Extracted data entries

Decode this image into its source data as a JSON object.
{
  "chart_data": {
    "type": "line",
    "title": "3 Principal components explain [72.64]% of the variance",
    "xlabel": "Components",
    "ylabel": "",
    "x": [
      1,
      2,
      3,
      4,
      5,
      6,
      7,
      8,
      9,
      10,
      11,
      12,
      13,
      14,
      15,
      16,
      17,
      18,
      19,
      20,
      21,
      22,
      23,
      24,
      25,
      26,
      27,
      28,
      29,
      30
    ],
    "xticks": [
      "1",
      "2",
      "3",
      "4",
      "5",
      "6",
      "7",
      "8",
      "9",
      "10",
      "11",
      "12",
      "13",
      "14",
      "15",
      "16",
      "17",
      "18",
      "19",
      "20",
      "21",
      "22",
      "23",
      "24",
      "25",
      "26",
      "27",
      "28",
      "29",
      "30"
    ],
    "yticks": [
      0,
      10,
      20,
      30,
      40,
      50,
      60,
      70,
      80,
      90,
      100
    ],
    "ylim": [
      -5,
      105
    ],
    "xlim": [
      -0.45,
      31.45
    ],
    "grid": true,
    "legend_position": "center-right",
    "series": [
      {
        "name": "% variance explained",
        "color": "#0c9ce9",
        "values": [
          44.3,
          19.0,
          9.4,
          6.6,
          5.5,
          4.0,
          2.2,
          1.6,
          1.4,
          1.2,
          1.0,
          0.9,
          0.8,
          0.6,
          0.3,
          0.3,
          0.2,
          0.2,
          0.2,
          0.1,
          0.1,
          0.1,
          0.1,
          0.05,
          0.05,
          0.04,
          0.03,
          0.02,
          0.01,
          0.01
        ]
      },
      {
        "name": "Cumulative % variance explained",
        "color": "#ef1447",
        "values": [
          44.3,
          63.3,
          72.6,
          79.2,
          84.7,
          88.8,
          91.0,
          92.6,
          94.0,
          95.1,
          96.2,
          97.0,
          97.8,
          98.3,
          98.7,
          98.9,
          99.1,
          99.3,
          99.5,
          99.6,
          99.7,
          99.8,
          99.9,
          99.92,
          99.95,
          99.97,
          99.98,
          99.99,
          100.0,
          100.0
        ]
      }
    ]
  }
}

__WRITTEN TASK__:
Output all records verbatim.

__SOLUTION TO THIS PROBLEM__:
Decode this image into its source data as a JSON object.
{
  "chart_data": {
    "type": "line",
    "title": "3 Principal components explain [72.64]% of the variance",
    "xlabel": "Components",
    "ylabel": "",
    "x": [
      1,
      2,
      3,
      4,
      5,
      6,
      7,
      8,
      9,
      10,
      11,
      12,
      13,
      14,
      15,
      16,
      17,
      18,
      19,
      20,
      21,
      22,
      23,
      24,
      25,
      26,
      27,
      28,
      29,
      30
    ],
    "xticks": [
      "1",
      "2",
      "3",
      "4",
      "5",
      "6",
      "7",
      "8",
      "9",
      "10",
      "11",
      "12",
      "13",
      "14",
      "15",
      "16",
      "17",
      "18",
      "19",
      "20",
      "21",
      "22",
      "23",
      "24",
      "25",
      "26",
      "27",
      "28",
      "29",
      "30"
    ],
    "yticks": [
      0,
      10,
      20,
      30,
      40,
      50,
      60,
      70,
      80,
      90,
      100
    ],
    "ylim": [
      -5,
      105
    ],
    "xlim": [
      -0.45,
      31.45
    ],
    "grid": true,
    "legend_position": "center-right",
    "series": [
      {
        "name": "% variance explained",
        "color": "#0c9ce9",
        "values": [
          44.3,
          19.0,
          9.4,
          6.6,
          5.5,
          4.0,
          2.2,
          1.6,
          1.4,
          1.2,
          1.0,
          0.9,
          0.8,
          0.6,
          0.3,
          0.3,
          0.2,
          0.2,
          0.2,
          0.1,
          0.1,
          0.1,
          0.1,
          0.05,
          0.05,
          0.04,
          0.03,
          0.02,
          0.01,
          0.01
        ]
      },
      {
        "name": "Cumulative % variance explained",
        "color": "#ef1447",
        "values": [
          44.3,
          63.3,
          72.6,
          79.2,
          84.7,
          88.8,
          91.0,
          92.6,
          94.0,
          95.1,
          96.2,
          97.0,
          97.8,
          98.3,
          98.7,
          98.9,
          99.1,
          99.3,
          99.5,
          99.6,
          99.7,
          99.8,
          99.9,
          99.92,
          99.95,
          99.97,
          99.98,
          99.99,
          100.0,
          100.0
        ]
      }
    ]
  }
}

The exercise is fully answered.